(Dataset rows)
/---

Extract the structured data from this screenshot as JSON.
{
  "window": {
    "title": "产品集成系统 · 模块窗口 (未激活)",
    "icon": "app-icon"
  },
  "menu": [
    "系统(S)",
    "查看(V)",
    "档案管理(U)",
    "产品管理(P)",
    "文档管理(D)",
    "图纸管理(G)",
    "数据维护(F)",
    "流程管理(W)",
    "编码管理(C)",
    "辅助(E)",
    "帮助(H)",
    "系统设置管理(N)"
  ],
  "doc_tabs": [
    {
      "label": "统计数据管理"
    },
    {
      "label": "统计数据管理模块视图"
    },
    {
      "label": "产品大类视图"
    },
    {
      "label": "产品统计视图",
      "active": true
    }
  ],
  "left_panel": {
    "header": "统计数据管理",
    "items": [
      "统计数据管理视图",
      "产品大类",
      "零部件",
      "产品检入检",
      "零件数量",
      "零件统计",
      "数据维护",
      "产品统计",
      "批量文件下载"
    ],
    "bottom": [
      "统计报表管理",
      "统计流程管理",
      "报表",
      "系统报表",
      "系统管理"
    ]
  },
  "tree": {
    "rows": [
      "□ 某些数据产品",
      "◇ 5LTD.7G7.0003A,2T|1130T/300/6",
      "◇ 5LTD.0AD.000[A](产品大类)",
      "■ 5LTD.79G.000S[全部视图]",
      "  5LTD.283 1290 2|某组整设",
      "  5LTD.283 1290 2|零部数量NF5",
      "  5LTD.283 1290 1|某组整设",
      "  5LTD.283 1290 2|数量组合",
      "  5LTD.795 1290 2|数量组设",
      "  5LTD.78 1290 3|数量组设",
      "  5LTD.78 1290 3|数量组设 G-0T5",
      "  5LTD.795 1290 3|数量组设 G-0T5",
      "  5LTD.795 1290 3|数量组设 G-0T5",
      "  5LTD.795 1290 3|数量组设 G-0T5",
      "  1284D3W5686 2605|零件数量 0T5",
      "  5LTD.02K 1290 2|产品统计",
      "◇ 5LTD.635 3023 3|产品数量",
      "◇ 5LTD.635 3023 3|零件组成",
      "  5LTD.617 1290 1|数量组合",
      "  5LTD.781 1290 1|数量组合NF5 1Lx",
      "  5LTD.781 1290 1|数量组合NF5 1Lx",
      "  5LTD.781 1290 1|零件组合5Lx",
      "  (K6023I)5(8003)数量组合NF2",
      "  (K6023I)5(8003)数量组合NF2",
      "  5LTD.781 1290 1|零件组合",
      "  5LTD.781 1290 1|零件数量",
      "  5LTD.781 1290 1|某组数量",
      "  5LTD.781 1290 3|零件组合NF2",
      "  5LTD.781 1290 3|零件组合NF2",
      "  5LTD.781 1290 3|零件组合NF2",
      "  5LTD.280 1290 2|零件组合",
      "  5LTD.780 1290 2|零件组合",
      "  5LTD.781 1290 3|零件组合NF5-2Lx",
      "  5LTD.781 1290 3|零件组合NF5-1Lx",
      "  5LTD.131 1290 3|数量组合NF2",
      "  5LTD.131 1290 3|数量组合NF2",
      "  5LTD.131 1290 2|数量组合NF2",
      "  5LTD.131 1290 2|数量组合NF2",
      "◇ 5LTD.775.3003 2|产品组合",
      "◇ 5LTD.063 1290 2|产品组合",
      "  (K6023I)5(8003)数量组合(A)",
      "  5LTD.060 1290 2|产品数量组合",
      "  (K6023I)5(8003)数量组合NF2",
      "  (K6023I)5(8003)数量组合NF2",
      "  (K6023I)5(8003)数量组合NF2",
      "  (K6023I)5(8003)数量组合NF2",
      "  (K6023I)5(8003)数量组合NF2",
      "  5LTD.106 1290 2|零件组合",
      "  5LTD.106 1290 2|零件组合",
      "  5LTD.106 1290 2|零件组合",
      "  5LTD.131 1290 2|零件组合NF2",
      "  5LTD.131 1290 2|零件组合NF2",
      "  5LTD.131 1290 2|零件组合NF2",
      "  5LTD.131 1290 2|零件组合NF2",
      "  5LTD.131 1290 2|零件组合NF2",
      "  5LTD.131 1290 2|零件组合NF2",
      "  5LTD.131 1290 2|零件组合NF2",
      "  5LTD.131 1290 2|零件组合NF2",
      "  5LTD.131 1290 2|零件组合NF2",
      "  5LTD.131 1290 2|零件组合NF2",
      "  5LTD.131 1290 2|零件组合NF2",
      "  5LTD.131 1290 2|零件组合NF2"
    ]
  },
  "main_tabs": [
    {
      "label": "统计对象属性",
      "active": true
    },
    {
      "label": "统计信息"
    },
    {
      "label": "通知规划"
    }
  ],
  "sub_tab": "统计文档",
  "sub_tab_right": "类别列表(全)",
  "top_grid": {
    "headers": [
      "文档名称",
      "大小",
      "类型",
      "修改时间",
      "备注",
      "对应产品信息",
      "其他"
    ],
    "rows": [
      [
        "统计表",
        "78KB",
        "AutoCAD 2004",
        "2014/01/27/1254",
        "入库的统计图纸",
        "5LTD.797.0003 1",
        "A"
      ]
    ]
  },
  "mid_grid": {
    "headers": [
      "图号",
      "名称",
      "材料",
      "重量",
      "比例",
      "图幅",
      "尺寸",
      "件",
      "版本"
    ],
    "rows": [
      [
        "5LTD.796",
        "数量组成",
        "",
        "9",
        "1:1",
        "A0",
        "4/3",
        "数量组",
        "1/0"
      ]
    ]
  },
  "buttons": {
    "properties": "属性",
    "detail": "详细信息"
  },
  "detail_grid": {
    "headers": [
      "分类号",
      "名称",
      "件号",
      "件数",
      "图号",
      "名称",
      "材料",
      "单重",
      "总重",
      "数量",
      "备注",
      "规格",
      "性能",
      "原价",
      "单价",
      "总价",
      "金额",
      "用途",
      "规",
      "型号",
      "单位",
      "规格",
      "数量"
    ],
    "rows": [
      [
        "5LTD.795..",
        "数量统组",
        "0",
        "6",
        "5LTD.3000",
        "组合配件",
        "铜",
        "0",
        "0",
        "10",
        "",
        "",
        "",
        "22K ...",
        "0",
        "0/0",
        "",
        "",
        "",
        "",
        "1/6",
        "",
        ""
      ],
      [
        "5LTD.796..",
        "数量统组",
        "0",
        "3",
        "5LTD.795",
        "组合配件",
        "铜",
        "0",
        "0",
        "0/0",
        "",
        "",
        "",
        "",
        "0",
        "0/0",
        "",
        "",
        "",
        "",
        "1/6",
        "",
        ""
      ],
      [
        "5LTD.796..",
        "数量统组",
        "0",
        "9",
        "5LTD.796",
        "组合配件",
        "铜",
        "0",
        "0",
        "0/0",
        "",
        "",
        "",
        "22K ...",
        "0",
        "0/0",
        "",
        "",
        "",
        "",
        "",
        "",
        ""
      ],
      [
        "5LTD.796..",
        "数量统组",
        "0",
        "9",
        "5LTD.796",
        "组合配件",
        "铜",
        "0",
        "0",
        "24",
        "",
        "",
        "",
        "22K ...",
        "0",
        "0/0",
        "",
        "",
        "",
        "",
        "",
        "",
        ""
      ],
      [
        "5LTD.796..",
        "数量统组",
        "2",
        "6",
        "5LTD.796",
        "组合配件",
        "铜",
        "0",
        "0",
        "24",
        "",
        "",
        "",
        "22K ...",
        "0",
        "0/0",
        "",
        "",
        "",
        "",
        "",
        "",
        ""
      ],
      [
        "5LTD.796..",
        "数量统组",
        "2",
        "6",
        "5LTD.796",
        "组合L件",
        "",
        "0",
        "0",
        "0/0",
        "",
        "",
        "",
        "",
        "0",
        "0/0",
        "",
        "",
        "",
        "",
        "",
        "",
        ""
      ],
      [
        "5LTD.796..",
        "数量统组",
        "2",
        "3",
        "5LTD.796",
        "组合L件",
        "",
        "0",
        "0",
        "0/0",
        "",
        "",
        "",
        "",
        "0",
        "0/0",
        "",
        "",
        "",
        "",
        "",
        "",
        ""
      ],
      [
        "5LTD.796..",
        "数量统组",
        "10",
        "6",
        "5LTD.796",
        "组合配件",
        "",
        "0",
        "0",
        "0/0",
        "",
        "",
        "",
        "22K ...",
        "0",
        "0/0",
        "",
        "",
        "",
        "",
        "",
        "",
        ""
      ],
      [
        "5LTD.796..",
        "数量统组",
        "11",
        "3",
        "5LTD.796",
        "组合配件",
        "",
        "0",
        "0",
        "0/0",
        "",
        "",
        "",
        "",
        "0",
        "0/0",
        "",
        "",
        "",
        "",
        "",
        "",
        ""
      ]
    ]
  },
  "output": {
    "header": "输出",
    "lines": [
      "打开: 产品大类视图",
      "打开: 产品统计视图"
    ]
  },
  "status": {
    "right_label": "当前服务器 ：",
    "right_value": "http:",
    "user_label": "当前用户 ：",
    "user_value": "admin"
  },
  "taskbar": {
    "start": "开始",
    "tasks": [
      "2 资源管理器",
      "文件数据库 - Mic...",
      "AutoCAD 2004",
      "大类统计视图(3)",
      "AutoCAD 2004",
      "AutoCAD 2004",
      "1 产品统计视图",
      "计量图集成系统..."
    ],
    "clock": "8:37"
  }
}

\---

▶ Description of the task: From the listing above, copy every line that includes the word "产品组合".

▶ Task result:
      "◇ 5LTD.775.3003 2|产品组合",
      "◇ 5LTD.063 1290 2|产品组合",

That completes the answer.